#### STATED PROBLEM
Each line of the material below that holds the word "from" needs to be copied.

Data entries for graphics:

↓

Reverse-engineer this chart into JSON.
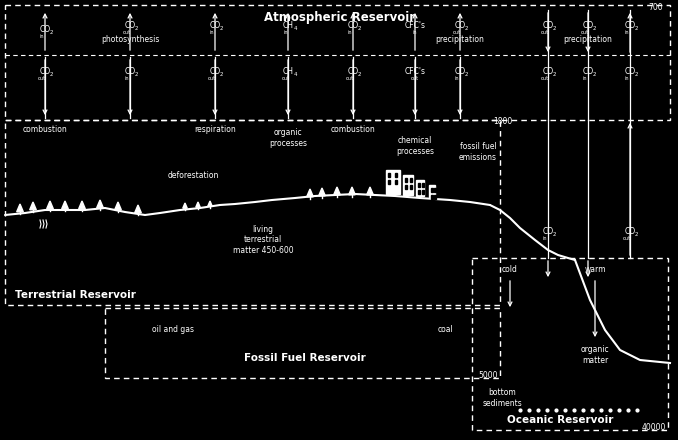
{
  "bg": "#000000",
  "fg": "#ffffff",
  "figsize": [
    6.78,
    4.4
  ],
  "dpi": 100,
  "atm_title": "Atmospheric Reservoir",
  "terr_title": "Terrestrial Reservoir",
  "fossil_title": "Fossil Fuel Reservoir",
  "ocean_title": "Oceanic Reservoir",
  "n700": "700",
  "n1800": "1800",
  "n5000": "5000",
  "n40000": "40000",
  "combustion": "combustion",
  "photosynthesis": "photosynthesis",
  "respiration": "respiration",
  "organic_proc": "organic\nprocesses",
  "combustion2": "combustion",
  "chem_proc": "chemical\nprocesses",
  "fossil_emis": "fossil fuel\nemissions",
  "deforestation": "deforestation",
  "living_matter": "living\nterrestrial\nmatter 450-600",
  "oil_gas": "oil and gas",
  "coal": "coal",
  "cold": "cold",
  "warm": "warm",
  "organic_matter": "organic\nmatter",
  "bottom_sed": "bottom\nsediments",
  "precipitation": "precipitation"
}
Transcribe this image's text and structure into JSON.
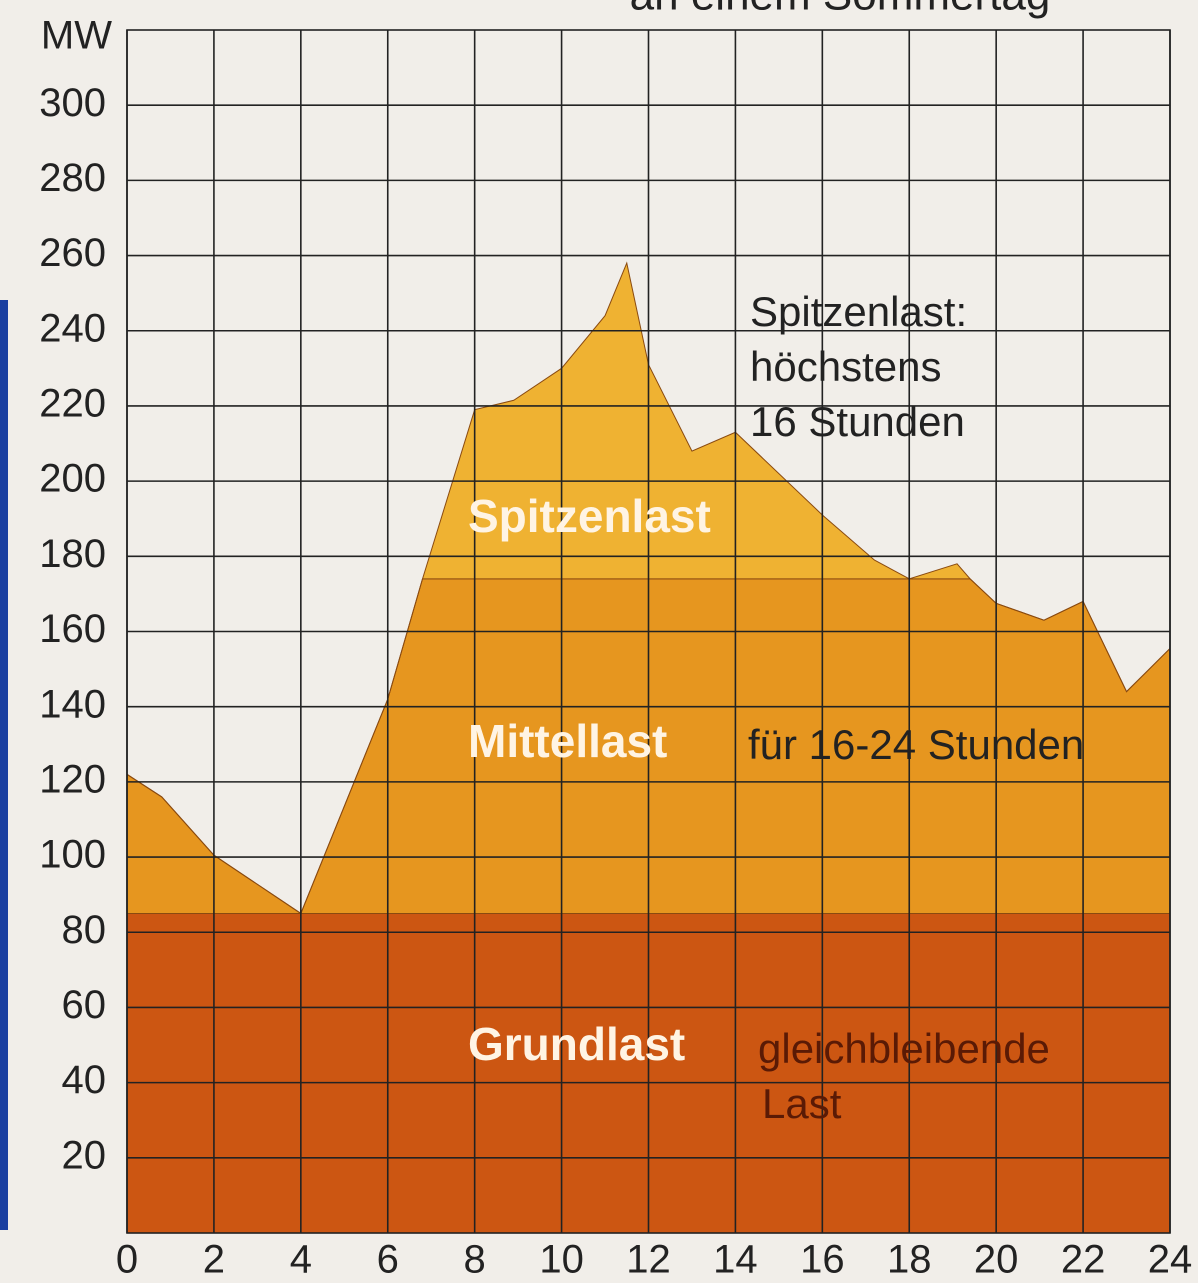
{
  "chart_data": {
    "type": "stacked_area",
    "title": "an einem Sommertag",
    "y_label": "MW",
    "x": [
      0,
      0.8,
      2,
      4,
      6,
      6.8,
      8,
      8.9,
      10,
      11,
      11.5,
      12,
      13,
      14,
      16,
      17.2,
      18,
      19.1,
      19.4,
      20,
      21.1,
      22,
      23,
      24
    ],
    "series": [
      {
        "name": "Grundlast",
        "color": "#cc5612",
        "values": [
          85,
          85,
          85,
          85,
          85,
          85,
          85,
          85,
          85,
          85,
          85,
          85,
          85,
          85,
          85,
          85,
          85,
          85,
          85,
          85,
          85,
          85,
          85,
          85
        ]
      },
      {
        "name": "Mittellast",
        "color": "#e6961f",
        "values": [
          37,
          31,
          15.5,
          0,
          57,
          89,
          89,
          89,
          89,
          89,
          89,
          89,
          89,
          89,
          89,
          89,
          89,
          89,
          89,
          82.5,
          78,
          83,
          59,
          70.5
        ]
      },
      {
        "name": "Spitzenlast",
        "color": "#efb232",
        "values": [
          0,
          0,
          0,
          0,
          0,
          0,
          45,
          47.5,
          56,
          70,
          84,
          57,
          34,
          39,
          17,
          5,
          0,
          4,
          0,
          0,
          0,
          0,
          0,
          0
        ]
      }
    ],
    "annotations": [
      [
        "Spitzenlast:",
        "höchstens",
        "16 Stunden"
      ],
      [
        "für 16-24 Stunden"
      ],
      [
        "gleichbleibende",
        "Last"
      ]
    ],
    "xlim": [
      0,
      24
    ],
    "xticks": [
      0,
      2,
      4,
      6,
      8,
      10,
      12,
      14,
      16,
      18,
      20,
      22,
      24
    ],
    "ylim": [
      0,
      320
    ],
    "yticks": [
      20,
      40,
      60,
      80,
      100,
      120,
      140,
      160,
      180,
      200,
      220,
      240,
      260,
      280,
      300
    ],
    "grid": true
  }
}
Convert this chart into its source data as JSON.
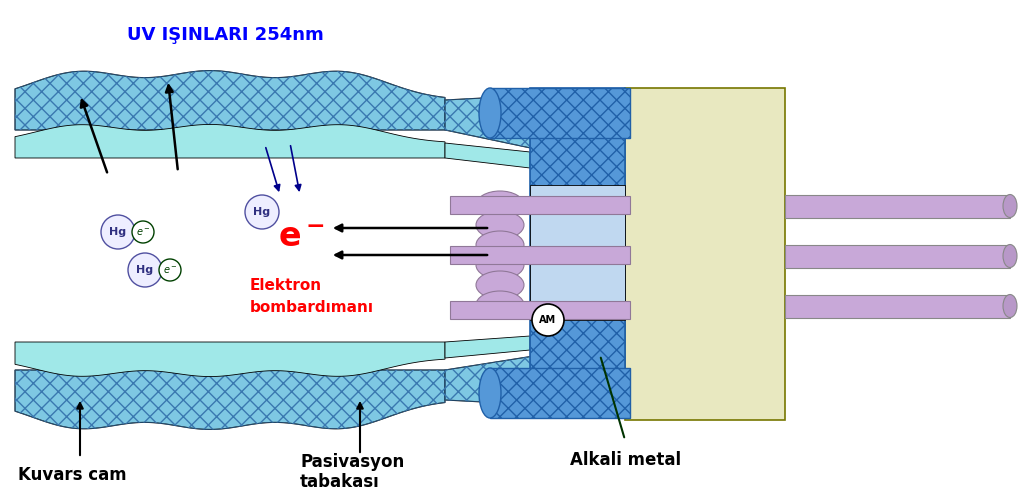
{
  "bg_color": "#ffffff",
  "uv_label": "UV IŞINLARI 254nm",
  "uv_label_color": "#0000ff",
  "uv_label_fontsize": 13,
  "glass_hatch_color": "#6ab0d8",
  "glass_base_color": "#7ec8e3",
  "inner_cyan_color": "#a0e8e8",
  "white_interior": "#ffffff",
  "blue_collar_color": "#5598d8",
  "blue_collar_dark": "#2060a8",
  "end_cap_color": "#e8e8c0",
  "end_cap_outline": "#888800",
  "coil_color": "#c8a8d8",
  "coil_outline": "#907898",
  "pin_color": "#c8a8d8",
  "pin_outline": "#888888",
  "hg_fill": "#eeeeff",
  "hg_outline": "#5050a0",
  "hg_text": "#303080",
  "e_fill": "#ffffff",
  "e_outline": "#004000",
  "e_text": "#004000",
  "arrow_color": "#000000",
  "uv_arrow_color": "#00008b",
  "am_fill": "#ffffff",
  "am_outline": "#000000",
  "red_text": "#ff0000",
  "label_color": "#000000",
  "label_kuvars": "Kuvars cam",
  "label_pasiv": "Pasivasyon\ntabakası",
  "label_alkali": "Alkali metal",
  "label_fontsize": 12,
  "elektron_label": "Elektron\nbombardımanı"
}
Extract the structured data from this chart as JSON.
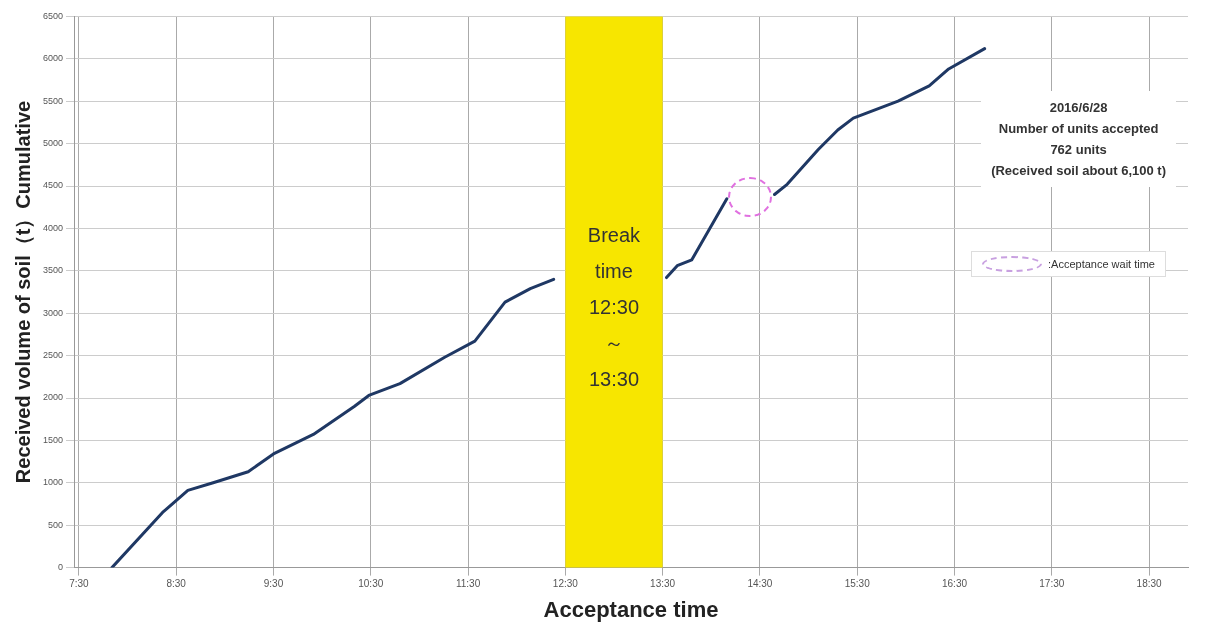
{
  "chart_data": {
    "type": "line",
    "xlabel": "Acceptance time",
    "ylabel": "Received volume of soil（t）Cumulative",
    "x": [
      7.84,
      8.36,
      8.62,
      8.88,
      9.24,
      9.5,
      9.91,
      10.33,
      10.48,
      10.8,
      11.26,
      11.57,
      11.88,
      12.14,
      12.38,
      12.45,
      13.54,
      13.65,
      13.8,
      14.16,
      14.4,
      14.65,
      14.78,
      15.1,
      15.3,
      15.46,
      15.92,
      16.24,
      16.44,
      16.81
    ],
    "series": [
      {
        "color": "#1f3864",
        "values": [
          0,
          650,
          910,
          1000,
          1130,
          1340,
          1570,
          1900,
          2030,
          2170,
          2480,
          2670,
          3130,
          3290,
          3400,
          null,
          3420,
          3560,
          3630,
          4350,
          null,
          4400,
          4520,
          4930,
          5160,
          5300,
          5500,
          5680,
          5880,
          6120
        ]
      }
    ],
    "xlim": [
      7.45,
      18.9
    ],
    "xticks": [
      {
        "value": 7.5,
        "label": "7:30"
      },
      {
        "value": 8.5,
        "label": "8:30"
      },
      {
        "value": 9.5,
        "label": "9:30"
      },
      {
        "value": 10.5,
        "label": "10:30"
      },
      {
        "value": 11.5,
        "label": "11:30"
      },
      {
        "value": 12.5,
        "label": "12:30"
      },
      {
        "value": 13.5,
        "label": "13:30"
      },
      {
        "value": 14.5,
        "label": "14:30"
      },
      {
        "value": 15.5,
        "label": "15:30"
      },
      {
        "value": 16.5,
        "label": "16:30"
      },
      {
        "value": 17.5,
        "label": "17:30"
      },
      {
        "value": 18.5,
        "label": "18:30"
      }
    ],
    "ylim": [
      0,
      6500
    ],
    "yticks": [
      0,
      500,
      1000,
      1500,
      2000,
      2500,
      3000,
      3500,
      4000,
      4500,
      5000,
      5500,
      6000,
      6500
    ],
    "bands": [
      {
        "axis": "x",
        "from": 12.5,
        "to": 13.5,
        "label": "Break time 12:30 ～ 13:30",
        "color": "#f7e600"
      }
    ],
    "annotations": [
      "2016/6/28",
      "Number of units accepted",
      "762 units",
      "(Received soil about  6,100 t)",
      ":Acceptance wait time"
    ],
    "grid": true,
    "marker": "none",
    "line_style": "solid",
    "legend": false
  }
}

↑

#### TASK RESPONSE
Extract the structured data from this chart as JSON.
        "from": 12.5,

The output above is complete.